_Excerpted data_:

_ _ _

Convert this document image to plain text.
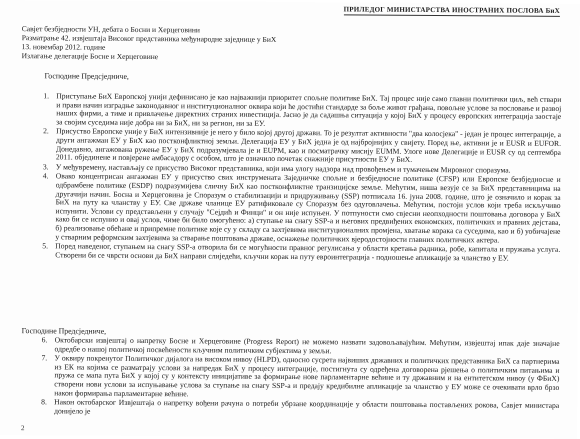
ПРИЛЕДОГ МИНИСТАРСТВА ИНОСТРАНИХ ПОСЛОВА БиХ
Савјет безбједности УН, дебата о Босни и Херцеговини
Разматрање 42. извјештаја Високог представника међународне заједнице у БиХ
13. новембар 2012. године
Излагање делегације Босне и Херцеговине
Господине Предсједниче,
1. Приступање БиХ Европској унији дефинисано је као најважнији приоритет спољне политике БиХ. Тај процес није само главни политички циљ, већ ствари и прави начин изградње законодавног и институционалног оквира који ће достићи стандарде за боље живот грађана, повољне услове за пословање и развој наших фирми, а тиме и привлачење директних страних инвестиција. Јасно је да садашња ситуација у којој БиХ у процесу европских интеграција заостаје за својим суседима није добра ни за БиХ, ни за регион, ни за ЕУ.
2. Присуство Европске уније у БиХ интензивније је него у било којој другој држави. То је резултат активности "два колосјека" - један је процес интеграције, а други ангажман ЕУ у БиХ као постконфликтној земљи. Делегација ЕУ у БиХ једна је од најбројнијих у свијету. Поред ње, активни је и EUSR и EUFOR. Донедавно, ангажована ружење ЕУ у БиХ подразумјевала је и EUPM, као и посматрачку мисију EUMM. Улоге нове Делегације и EUSR су од септембра 2011. објединене и повјерене амбасадору с особом, што је означило почетак снажније присутности ЕУ у БиХ.
3. У међувремену, настављају се присуство Високог представника, који има улогу надзора над провођењем и тумачењем Мировног споразума.
4. Овако концентрисан ангажман ЕУ у присуство свих инструмената Заједничке спољне и безбједносне политике (CFSP) или Европске безбједносне и одбрамбене политике (ESDP) подразумијева сличну БиХ као постконфликтне транзицијске земље. Мећутим, ниша везује се за БиХ представницима на другачији начин. Босна и Херцеговина је Споразум о стабилизацији и придруживању (SSP) потписала 16. јуна 2008. године, што је означило и корак за БиХ на путу ка чланству у ЕУ. Све државе чланице ЕУ ратификовале су Споразум без одуговлачења. Мећутим, постоји услов који треба искључиво испунити. Услови су представљени у случају "Сејдић и Финци" и он није испуњен. У потпуности смо свјесни неопходности поштовања договора у БиХ како би се испунио и овај услов, чиме би било омогућено: а) ступање на снагу SSP-а и његових предвиђених економских, политичких и правних дејстава, б) реализовање обећане и припремне политике које су у складу са захтјевима институционалних промјена, хватање корака са суседима, као и б) уобичајене у стварним реформским захтјевима за стварање поштовања државе, оснажење политичких вјеродостојности главних политичких актера.
5. Поред наведеног, ступањем на снагу SSP-а отворила би се могућности правног регулисања у области кретања радника, робе, капитала и пружања услуга. Створени би се чврсти основи да БиХ направи слиједећи, кључни корак на путу евроинтеграција - подношење апликације за чланство у ЕУ.
Господине Предсједниче,
6. Октобарски извјештај о напретку Босне и Херцеговине (Progress Report) не можемо назвати задовољавајућим. Мећутим, извјештај ипак даје значајне одредбе о нашој политичкој посвећености кључним политичким субјектима у земљи.
7. У оквиру покренутог Политичког дијалога на високом нивоу (HLPD), односно сусрета највиших државних и политичких представника БиХ са партнерима из ЕК на којима се разматрају услови за напредак БиХ у процесу интеграције, постигнута су одређена договорена рјешења о политичким питањима и пружа се мапа пута БиХ у којој су у контексту иницијативе за формирање нове парламентарне већине и ту државним и на ентитетском нивоу (у ФБиХ) створени нови услови за испуњавање услова за ступање на снагу SSP-а и предају кредибилне апликације за чланство у ЕУ може се очекивати врло брзо након формирања парламентарне већине.
8. Након октобарског Извјештаја о напретку вођени рачуна о потреби убрзане координације у области поштовања постављених рокова, Савјет министара донијело је
2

_ _ _

_Your task_: Find how many lines in the listing hold "Високог", and reply with that number only.

_Result for this task_: 2